(Entries drawn from a collection)
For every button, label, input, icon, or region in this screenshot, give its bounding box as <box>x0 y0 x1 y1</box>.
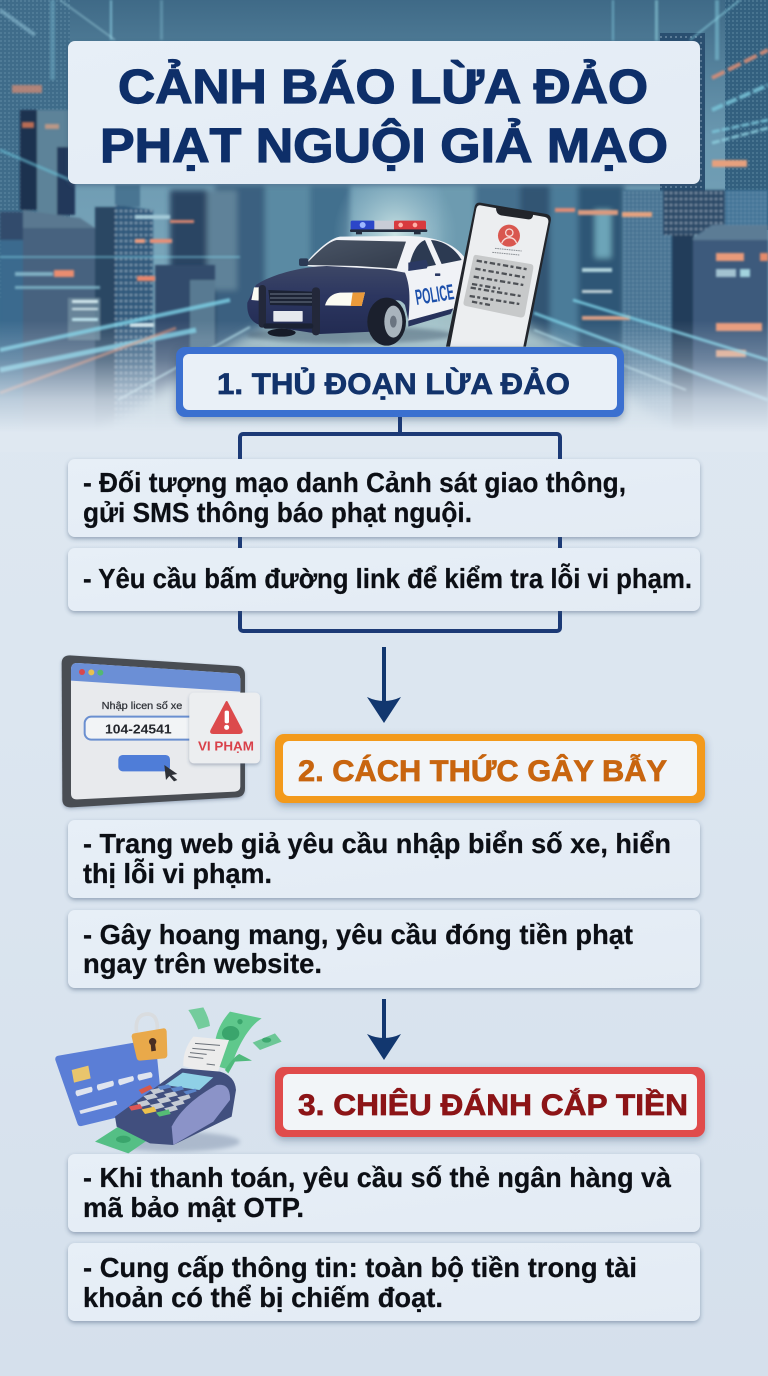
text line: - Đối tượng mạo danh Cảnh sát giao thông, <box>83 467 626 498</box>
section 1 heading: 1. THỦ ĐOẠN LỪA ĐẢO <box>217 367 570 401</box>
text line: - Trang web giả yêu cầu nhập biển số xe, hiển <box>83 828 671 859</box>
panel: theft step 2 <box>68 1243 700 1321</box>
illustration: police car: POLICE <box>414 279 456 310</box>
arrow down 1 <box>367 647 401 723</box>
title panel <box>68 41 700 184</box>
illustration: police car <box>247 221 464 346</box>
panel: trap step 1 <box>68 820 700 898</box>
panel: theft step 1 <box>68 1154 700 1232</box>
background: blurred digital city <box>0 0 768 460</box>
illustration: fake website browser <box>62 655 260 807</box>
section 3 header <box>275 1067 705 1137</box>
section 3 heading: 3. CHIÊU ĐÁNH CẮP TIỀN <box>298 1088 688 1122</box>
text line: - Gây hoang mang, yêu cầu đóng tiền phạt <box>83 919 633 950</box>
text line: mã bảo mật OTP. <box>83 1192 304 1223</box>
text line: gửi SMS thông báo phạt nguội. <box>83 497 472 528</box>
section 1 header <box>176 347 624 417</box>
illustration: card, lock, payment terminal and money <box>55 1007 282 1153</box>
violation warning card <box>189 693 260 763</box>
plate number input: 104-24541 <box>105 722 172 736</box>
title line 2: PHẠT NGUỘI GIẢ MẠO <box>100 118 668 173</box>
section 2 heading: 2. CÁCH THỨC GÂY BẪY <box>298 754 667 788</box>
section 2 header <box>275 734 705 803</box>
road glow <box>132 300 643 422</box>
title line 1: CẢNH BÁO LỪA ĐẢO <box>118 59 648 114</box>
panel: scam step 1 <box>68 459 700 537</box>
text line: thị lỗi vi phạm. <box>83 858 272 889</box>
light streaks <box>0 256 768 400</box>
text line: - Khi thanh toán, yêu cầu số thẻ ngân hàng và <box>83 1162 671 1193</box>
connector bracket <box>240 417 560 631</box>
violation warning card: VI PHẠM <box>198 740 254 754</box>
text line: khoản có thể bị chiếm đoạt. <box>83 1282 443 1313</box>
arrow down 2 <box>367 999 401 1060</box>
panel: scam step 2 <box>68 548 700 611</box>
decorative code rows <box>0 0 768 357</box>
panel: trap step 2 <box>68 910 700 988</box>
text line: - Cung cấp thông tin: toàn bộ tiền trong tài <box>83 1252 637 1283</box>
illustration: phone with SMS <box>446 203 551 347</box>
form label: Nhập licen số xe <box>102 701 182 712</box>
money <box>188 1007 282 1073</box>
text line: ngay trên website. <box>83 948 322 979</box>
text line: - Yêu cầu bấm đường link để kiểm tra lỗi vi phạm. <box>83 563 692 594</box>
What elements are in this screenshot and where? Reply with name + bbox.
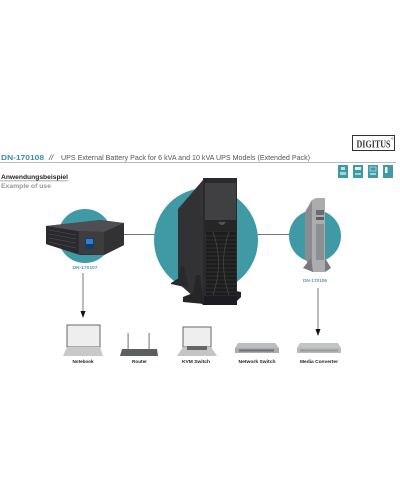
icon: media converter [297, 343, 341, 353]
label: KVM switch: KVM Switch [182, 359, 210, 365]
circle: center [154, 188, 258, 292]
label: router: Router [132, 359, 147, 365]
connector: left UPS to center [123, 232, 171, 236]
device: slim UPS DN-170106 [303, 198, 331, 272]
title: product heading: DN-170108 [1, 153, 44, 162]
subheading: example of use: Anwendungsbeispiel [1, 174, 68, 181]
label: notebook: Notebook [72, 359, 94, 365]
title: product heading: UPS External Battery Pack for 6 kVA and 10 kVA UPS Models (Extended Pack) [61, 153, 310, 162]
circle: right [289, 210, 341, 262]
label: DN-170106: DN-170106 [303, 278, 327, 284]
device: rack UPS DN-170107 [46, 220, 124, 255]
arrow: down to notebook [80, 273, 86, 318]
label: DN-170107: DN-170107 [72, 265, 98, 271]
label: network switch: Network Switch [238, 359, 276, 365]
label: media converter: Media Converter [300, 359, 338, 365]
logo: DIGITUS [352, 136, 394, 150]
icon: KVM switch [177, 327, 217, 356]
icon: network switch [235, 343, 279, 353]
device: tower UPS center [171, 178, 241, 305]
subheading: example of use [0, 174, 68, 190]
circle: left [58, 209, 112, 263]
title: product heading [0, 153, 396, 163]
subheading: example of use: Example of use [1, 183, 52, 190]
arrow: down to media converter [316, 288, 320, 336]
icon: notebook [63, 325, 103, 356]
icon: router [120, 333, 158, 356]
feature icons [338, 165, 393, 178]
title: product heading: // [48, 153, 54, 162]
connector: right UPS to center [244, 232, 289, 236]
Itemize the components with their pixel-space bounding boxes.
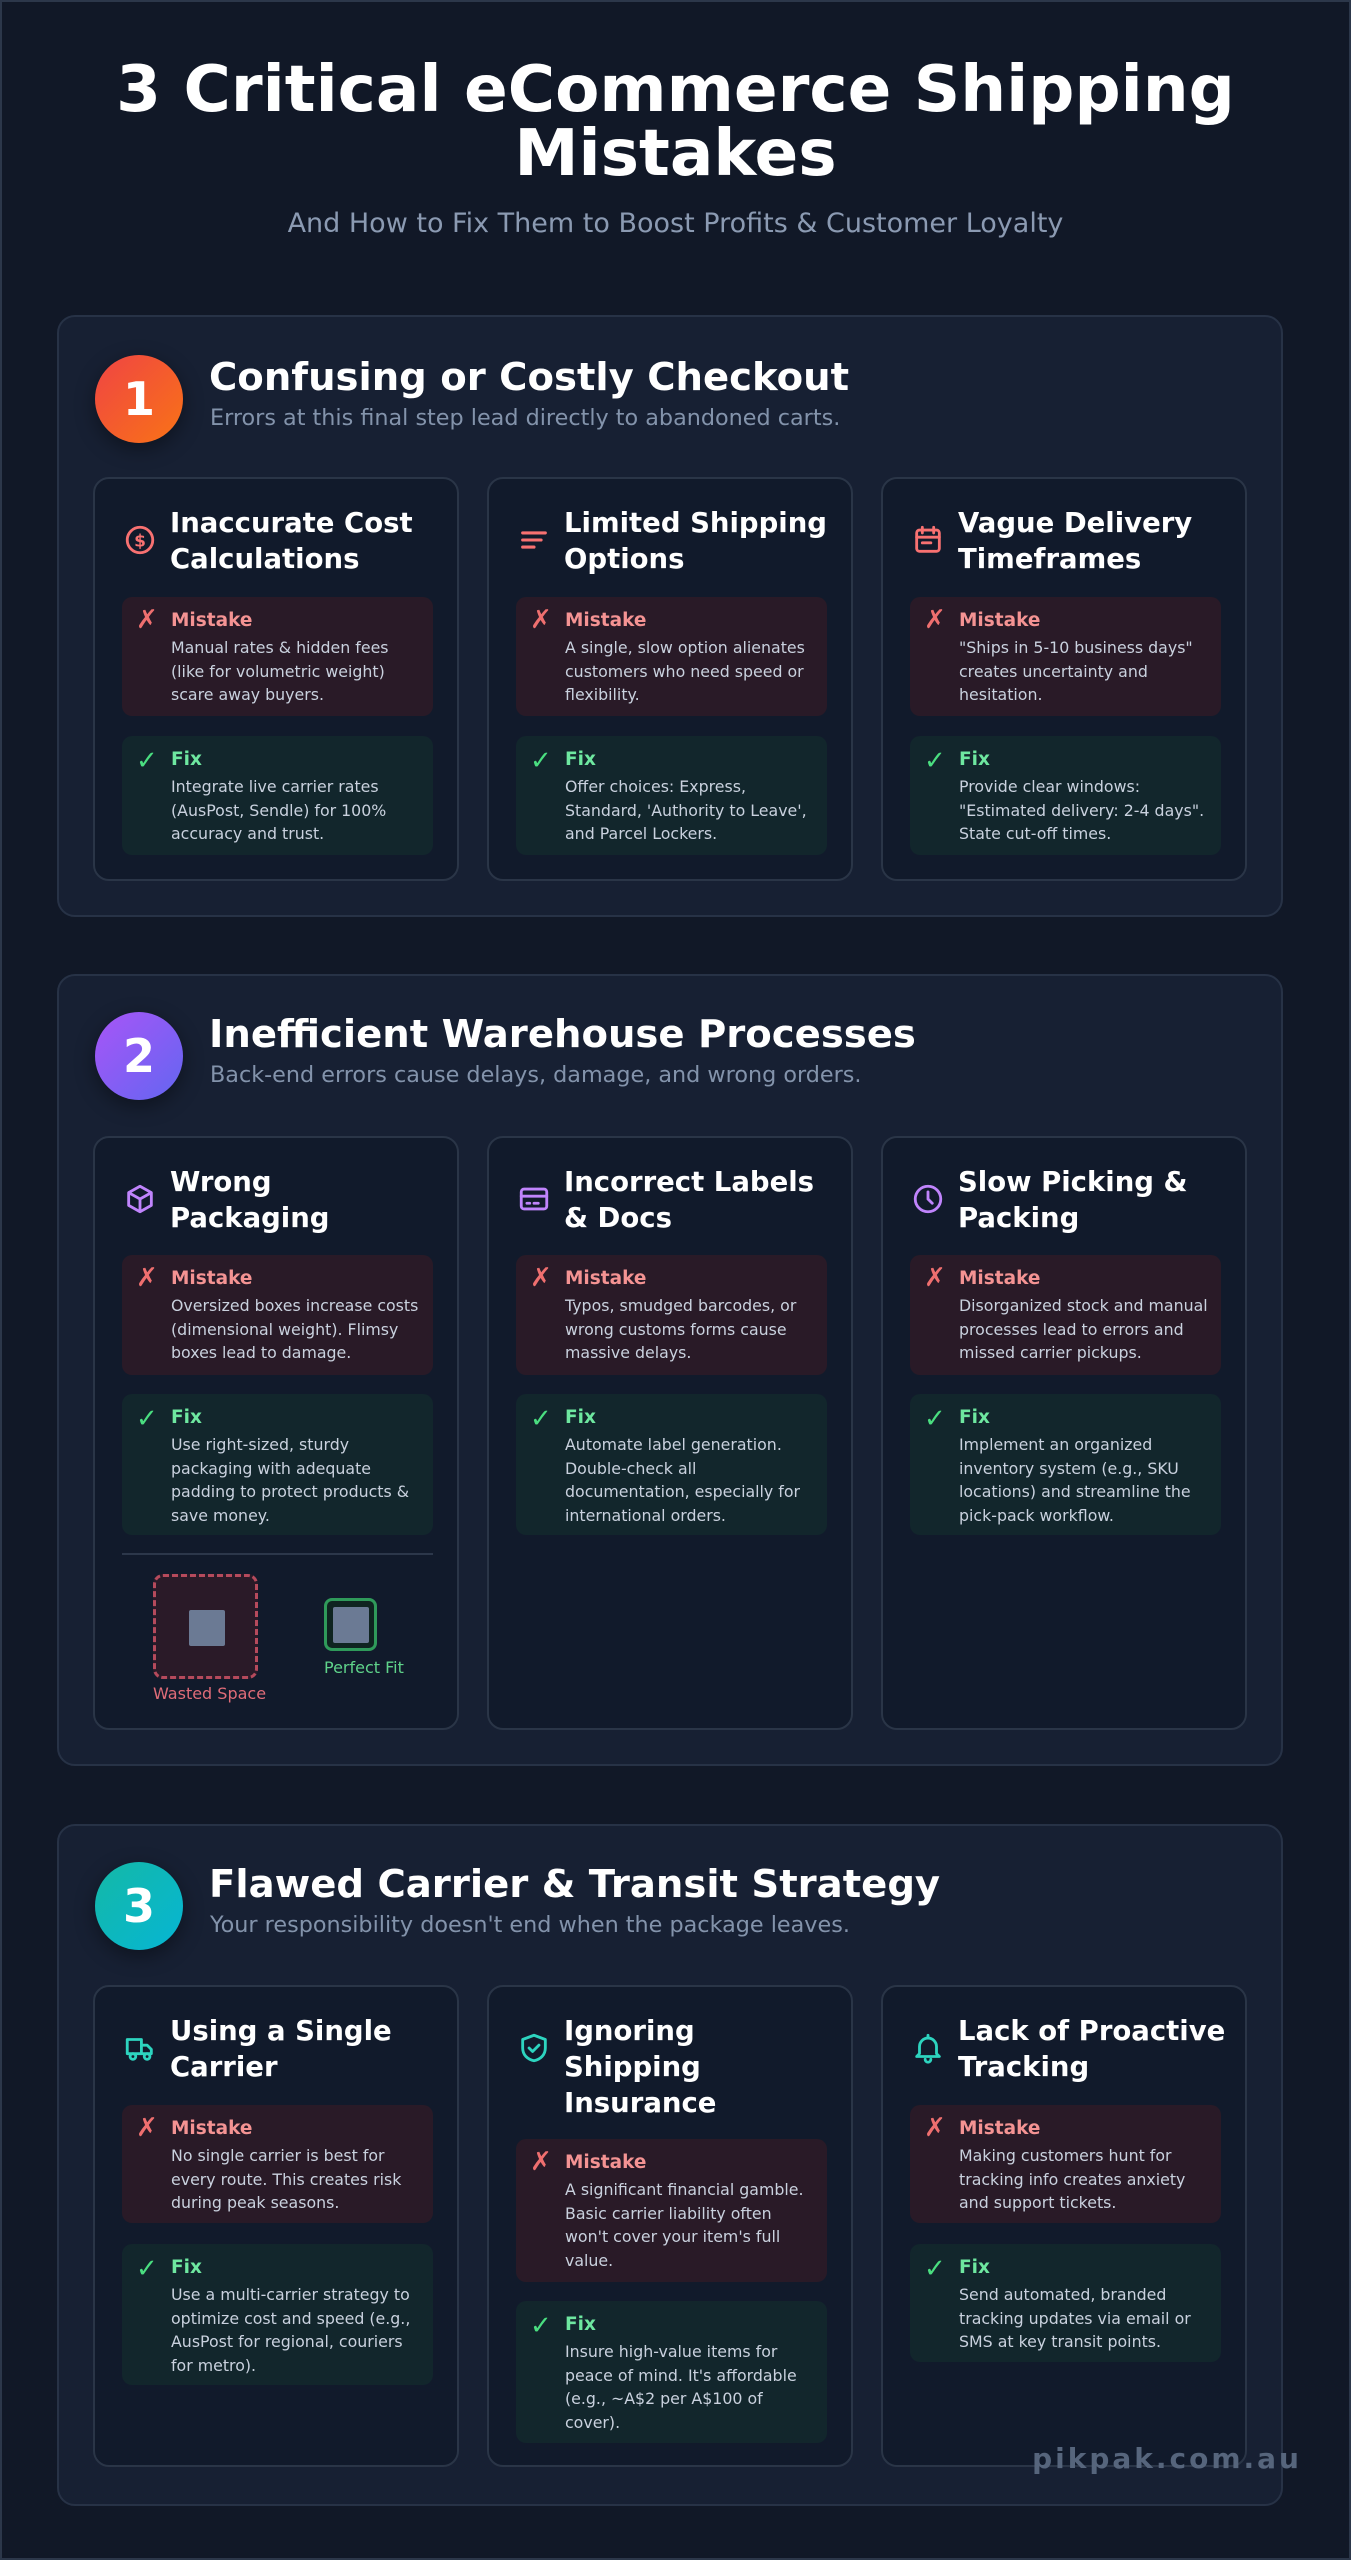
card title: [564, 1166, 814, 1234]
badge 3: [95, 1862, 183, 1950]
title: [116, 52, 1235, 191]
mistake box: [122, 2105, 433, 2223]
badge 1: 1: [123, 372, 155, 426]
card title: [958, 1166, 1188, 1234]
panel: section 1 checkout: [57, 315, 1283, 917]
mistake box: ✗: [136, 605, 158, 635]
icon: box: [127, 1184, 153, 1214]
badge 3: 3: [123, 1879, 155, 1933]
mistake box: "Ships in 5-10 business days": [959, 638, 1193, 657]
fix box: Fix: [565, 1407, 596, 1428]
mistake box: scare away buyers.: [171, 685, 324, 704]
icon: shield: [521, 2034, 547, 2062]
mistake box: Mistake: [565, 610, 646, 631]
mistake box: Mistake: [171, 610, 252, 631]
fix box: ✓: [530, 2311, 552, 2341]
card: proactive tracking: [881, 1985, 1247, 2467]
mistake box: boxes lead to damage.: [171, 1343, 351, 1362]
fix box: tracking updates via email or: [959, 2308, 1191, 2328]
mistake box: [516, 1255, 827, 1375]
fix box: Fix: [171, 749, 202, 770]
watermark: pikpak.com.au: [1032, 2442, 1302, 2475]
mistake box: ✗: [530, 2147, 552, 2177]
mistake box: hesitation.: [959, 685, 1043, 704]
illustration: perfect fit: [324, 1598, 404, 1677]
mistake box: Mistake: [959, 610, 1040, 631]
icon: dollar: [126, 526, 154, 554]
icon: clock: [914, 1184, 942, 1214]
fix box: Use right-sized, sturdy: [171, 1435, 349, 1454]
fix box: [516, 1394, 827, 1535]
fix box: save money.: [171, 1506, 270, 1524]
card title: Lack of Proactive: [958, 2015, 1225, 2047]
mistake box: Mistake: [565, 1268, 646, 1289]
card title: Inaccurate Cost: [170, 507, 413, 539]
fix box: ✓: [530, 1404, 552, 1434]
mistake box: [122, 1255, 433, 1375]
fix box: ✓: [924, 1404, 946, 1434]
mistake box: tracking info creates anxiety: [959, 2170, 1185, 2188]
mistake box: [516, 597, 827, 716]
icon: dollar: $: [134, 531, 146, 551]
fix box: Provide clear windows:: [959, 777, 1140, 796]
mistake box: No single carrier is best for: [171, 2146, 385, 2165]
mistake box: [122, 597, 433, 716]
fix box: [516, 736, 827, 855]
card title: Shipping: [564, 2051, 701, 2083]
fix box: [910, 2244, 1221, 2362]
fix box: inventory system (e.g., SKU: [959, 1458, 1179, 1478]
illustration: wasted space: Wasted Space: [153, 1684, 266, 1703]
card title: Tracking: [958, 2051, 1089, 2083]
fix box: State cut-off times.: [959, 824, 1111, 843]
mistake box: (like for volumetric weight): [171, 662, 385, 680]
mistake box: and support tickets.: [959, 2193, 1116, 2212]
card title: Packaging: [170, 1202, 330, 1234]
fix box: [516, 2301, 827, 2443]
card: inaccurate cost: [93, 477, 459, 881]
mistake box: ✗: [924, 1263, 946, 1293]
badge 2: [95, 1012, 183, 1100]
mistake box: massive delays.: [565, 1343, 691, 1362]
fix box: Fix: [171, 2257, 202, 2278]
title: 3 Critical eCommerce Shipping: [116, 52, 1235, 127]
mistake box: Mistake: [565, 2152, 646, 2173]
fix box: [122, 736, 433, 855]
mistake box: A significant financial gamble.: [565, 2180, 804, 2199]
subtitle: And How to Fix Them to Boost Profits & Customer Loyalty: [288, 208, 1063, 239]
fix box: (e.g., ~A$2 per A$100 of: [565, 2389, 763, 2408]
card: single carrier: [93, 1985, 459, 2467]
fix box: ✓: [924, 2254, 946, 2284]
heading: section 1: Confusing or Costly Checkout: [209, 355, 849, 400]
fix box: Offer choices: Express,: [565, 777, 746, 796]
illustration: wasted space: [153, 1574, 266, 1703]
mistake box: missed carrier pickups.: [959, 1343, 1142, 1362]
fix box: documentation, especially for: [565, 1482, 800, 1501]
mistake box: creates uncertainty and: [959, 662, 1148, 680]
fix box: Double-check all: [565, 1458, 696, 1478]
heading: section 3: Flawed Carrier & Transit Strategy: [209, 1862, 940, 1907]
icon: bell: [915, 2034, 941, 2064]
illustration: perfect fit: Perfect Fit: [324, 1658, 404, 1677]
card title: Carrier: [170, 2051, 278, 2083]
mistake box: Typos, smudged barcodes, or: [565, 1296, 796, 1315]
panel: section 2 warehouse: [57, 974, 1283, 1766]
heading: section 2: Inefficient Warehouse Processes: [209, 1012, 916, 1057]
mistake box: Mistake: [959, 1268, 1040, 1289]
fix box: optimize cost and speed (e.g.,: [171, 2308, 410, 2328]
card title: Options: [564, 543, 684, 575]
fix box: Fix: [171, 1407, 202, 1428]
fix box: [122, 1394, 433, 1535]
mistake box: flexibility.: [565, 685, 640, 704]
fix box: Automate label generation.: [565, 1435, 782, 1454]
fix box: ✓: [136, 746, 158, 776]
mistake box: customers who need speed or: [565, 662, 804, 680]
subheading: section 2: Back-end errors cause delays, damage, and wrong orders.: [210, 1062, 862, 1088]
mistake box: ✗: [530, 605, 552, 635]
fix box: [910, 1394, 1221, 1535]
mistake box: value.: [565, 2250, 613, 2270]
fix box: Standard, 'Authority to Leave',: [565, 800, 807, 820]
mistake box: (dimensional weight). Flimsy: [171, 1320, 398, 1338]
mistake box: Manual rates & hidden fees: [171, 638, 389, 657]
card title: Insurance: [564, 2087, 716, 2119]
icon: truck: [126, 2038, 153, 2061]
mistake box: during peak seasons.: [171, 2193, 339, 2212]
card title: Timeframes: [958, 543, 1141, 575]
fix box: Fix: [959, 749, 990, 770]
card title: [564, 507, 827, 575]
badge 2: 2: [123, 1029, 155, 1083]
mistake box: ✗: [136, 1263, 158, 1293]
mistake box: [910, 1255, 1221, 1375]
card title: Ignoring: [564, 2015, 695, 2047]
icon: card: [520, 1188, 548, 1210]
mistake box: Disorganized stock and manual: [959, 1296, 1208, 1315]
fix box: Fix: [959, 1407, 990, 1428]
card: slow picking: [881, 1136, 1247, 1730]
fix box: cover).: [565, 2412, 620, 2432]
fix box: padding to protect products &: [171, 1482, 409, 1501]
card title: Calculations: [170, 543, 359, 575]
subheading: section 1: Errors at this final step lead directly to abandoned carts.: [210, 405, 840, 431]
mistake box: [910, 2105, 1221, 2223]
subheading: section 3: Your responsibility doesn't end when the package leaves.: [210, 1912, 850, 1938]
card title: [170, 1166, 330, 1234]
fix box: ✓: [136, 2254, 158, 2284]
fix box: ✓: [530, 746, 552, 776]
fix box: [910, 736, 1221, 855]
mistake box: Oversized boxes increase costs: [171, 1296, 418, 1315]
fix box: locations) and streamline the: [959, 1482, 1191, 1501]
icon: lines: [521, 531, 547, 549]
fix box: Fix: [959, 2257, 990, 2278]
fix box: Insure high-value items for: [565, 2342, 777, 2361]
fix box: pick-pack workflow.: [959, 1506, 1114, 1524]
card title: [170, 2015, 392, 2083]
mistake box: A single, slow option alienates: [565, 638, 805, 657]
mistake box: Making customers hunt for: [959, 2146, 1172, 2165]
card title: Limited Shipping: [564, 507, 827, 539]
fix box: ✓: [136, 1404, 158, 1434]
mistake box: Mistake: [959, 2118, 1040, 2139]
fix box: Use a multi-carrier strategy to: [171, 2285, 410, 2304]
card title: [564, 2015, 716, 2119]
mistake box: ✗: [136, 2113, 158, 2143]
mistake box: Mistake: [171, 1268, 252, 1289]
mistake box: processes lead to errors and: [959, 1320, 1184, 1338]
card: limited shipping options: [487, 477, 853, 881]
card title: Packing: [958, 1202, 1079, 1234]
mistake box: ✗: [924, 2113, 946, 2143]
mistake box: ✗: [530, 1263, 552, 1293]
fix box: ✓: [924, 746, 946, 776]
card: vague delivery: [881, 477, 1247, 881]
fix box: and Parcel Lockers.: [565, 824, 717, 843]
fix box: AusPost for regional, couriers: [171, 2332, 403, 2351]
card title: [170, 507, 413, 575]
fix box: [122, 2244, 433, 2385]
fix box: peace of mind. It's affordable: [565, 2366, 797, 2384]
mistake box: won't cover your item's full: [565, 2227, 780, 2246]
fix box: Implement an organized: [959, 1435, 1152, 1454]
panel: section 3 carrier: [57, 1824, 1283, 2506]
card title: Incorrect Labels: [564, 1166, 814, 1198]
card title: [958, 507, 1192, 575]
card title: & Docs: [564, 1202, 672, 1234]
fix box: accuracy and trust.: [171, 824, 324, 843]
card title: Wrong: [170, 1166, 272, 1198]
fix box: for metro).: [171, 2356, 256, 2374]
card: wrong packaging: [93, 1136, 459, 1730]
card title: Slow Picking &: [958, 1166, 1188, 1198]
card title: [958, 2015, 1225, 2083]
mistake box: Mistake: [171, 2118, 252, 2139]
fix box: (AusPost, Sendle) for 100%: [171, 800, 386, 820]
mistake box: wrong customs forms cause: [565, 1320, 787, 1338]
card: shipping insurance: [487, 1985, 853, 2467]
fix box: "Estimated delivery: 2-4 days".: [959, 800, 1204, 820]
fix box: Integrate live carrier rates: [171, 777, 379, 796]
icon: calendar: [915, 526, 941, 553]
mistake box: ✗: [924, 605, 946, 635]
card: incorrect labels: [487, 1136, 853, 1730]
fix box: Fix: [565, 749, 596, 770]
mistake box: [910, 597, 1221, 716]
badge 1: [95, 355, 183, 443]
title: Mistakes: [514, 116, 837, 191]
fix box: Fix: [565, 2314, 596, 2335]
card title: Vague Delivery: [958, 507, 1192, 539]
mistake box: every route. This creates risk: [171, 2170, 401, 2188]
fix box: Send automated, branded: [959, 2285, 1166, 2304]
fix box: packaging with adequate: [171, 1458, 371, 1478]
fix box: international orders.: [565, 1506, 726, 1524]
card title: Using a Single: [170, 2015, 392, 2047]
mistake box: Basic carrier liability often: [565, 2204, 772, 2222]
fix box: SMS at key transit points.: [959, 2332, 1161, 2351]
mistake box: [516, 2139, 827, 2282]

◆ Work to be completed:
Return in full every row above that contains the string "warning". Matching is case-sensitive.

◆ Full answer:
violation warning card <box>189 693 260 763</box>
violation warning card: VI PHẠM <box>198 740 254 754</box>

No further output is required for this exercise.